(begin)

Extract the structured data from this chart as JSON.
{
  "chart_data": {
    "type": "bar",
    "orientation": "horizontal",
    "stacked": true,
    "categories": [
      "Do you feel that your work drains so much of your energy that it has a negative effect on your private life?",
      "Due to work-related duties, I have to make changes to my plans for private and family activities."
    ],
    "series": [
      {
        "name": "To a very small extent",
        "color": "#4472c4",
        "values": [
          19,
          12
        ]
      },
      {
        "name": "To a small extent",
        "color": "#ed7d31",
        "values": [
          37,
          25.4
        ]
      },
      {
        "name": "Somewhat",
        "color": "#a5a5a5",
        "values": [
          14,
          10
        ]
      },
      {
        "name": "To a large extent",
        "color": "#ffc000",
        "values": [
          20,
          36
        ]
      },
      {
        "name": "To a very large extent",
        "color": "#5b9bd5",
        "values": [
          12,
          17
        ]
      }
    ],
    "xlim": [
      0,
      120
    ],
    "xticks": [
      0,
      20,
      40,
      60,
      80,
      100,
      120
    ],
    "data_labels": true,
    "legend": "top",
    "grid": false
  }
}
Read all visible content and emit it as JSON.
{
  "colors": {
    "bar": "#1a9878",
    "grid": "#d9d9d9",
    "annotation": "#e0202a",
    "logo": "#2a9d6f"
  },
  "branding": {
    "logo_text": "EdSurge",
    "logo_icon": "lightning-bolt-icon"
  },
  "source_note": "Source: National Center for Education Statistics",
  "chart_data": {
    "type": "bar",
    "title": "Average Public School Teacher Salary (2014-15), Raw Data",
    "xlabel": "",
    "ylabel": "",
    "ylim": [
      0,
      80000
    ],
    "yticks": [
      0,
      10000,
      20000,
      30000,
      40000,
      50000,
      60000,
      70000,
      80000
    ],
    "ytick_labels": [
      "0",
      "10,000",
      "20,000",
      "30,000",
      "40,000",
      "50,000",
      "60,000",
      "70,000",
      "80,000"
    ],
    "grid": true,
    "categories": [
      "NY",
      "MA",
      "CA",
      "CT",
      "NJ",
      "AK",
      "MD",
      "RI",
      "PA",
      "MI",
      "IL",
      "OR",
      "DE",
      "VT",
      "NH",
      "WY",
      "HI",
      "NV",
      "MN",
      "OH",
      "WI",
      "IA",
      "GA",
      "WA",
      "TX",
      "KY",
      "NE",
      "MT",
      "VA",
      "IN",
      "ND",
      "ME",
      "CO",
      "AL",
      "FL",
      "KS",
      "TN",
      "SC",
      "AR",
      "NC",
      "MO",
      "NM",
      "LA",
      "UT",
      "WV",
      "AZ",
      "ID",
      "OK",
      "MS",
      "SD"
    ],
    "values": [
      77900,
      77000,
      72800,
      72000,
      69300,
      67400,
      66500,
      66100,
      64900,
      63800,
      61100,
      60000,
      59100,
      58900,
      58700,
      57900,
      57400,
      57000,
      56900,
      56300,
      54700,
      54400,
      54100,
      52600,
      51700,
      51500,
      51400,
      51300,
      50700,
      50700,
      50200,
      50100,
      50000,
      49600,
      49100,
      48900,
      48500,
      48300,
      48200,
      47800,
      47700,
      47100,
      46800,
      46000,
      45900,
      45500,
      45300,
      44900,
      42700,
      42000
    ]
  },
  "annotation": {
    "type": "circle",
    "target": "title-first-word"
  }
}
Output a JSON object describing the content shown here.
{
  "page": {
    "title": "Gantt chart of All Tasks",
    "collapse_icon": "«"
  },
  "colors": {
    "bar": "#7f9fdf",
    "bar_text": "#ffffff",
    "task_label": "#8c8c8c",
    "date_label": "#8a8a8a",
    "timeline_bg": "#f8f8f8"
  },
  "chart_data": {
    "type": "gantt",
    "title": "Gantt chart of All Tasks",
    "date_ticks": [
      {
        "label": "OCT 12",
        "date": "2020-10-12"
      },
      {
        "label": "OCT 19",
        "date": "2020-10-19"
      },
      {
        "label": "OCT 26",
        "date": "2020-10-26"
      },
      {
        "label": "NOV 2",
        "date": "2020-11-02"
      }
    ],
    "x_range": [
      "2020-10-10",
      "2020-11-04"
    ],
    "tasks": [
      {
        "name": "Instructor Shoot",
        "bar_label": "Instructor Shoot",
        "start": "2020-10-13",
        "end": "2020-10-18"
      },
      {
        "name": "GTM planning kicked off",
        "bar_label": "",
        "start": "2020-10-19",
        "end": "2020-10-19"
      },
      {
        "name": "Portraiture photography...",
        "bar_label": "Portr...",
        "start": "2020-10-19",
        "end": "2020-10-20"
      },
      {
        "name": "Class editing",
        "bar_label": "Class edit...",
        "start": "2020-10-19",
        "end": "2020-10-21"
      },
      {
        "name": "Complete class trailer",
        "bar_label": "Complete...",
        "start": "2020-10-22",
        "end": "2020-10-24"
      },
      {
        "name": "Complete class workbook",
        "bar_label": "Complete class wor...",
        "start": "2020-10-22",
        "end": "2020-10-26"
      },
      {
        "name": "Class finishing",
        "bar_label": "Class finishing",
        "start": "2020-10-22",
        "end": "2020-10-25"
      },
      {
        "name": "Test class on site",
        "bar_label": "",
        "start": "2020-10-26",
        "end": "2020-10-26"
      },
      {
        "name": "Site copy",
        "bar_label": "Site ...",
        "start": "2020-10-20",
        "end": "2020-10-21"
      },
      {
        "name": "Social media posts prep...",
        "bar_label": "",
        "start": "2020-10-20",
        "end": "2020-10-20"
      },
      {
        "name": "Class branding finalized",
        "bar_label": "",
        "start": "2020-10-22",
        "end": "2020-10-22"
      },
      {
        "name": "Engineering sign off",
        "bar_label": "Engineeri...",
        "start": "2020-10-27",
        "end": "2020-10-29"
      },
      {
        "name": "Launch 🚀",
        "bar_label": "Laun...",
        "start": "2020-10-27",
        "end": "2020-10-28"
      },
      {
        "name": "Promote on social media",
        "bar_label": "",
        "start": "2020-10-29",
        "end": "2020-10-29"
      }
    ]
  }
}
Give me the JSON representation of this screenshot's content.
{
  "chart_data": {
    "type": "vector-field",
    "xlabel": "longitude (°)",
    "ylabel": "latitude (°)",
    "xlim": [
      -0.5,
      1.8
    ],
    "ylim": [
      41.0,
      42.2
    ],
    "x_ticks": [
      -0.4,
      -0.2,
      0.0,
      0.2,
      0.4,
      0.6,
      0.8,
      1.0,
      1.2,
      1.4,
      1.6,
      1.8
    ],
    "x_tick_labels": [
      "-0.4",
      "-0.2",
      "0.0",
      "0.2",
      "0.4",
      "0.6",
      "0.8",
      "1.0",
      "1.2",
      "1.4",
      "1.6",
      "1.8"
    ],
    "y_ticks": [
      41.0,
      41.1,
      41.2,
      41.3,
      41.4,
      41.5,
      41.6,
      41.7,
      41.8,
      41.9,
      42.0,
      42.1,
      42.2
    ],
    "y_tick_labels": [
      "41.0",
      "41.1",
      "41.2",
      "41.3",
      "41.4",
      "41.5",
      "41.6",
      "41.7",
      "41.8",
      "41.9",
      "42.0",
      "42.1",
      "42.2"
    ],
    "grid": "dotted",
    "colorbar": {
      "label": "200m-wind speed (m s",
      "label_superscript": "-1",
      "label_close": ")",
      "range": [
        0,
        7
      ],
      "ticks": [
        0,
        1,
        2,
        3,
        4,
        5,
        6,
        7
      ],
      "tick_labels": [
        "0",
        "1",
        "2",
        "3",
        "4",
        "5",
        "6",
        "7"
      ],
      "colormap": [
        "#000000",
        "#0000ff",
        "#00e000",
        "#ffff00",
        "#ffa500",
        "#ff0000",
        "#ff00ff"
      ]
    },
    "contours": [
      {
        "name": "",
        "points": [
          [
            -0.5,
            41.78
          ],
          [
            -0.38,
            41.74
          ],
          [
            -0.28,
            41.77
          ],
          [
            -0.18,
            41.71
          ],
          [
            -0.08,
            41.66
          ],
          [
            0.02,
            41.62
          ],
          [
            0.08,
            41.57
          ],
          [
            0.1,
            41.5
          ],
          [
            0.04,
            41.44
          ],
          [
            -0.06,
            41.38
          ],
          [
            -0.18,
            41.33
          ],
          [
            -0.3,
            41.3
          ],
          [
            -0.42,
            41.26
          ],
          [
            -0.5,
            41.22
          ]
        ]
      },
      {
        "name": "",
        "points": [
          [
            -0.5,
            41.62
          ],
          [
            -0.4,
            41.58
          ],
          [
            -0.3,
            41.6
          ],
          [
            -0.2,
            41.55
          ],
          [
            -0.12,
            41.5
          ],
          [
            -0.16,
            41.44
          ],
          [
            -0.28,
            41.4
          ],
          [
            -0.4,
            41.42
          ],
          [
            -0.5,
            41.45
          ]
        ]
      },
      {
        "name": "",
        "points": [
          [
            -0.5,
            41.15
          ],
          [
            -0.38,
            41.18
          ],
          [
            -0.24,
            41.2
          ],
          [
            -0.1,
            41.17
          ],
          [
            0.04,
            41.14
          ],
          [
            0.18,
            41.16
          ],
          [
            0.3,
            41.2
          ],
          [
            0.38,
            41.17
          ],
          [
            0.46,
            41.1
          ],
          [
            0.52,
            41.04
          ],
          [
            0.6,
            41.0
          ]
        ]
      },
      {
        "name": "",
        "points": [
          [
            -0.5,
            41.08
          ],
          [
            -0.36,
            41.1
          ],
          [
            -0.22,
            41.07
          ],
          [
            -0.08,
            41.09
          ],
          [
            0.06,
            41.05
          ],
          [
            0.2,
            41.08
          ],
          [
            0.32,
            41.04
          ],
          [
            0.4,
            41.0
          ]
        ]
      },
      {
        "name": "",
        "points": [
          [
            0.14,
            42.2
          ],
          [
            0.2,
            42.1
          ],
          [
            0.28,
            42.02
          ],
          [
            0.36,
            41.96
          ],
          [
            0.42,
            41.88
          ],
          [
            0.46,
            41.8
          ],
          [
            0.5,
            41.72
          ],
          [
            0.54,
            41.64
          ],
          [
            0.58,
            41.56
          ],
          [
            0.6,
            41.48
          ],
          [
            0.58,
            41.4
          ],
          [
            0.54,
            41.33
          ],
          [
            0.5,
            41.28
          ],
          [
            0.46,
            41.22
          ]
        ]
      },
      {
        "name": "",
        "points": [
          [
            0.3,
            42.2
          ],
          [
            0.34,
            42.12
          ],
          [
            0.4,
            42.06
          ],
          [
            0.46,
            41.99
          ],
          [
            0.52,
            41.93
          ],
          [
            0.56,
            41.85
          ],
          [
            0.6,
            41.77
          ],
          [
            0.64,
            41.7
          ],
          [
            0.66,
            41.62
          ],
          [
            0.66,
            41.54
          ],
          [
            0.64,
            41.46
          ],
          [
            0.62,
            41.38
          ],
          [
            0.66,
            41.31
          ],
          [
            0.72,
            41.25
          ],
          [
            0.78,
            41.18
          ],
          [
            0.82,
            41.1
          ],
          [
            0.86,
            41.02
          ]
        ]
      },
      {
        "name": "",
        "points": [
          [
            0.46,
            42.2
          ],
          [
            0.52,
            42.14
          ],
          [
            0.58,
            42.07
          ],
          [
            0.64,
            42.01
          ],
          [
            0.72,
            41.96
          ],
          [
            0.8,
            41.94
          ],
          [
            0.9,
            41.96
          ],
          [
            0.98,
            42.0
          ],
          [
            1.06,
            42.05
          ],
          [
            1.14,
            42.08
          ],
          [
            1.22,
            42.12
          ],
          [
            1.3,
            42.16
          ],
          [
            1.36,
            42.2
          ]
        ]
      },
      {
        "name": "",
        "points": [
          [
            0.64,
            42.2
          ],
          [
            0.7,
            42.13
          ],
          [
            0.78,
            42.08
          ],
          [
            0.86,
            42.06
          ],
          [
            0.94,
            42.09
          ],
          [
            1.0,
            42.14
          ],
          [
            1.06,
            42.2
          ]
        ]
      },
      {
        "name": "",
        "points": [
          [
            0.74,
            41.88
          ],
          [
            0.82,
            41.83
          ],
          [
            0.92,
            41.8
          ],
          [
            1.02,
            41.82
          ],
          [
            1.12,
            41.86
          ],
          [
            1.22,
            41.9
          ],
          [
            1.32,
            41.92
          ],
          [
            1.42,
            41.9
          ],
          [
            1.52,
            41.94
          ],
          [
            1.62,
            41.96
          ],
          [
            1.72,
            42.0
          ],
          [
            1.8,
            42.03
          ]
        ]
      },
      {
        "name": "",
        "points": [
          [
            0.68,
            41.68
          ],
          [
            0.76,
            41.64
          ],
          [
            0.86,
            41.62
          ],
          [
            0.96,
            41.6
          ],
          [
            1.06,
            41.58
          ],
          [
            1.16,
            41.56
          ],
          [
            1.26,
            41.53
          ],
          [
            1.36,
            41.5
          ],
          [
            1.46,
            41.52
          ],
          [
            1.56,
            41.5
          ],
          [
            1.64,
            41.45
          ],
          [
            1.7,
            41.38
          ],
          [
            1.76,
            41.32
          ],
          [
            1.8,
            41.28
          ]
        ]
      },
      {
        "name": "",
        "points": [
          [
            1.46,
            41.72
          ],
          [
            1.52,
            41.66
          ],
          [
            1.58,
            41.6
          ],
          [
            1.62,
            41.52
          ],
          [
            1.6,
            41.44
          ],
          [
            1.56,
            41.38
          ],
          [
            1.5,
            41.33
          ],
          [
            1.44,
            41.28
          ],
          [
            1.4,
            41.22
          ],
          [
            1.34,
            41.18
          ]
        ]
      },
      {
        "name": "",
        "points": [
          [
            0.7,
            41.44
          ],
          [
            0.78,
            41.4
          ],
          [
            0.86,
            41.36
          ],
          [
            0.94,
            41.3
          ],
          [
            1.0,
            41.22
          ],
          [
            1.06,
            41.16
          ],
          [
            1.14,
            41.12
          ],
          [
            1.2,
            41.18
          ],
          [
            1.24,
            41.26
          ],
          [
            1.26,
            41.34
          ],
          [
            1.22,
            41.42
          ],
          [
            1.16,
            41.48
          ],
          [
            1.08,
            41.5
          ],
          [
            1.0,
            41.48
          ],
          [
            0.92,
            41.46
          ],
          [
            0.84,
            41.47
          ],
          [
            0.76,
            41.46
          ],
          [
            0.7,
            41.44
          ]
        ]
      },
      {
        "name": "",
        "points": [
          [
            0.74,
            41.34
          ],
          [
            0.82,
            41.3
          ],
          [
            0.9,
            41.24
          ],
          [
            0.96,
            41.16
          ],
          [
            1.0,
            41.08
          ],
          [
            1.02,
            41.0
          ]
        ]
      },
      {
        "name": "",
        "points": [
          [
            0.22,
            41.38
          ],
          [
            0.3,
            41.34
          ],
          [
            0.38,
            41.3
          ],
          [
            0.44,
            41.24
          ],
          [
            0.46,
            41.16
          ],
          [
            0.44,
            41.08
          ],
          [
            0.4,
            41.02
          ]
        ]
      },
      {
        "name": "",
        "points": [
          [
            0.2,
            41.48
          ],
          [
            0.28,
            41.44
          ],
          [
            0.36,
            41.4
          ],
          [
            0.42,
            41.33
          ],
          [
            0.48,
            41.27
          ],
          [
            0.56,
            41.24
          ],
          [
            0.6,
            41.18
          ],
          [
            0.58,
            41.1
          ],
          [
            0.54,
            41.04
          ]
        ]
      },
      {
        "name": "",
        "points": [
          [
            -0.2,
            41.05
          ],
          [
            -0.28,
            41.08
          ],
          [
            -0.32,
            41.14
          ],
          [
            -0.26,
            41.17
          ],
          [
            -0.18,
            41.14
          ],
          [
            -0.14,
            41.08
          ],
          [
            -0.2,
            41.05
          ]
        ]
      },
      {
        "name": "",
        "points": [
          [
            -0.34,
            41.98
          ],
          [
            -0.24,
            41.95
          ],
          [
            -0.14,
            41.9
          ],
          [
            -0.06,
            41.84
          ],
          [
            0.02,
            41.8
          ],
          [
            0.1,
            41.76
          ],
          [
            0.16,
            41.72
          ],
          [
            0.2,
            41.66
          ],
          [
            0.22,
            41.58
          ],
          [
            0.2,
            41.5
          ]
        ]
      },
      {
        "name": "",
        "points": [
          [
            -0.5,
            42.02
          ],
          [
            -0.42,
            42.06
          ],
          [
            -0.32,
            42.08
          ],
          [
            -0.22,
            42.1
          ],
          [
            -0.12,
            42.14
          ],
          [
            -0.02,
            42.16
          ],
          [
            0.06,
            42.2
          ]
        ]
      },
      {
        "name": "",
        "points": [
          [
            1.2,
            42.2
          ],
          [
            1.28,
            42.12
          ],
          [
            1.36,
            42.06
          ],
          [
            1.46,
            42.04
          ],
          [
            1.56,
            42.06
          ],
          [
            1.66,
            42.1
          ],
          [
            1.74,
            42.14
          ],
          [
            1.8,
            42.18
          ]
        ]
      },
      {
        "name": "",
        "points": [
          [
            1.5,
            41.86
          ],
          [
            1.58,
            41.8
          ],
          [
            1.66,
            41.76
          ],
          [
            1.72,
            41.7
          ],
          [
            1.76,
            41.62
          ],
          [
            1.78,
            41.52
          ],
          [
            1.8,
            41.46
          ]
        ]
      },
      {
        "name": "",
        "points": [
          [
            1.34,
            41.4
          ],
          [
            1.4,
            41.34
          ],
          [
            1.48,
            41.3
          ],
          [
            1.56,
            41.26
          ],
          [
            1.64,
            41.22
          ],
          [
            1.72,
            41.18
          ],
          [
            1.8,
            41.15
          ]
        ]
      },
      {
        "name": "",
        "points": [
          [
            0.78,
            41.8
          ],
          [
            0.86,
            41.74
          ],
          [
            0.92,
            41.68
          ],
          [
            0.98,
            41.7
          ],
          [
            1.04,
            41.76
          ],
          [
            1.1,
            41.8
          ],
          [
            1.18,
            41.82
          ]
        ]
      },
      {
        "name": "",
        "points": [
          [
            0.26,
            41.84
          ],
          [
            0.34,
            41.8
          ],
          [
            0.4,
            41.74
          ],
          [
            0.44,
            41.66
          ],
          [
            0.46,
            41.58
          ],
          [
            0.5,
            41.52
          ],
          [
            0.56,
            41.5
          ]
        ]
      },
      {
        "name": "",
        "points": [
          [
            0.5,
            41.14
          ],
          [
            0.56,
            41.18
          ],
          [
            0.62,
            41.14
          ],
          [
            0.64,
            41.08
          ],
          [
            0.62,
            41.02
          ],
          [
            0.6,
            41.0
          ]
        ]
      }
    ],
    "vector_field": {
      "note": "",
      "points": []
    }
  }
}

(end)

Given exercise:
Collect each line above holding the string "private".

Final result:
      "Do you feel that your work drains so much of your energy that it has a negative effect on your private life?",
      "Due to work-related duties, I have to make changes to my plans for private and family activities."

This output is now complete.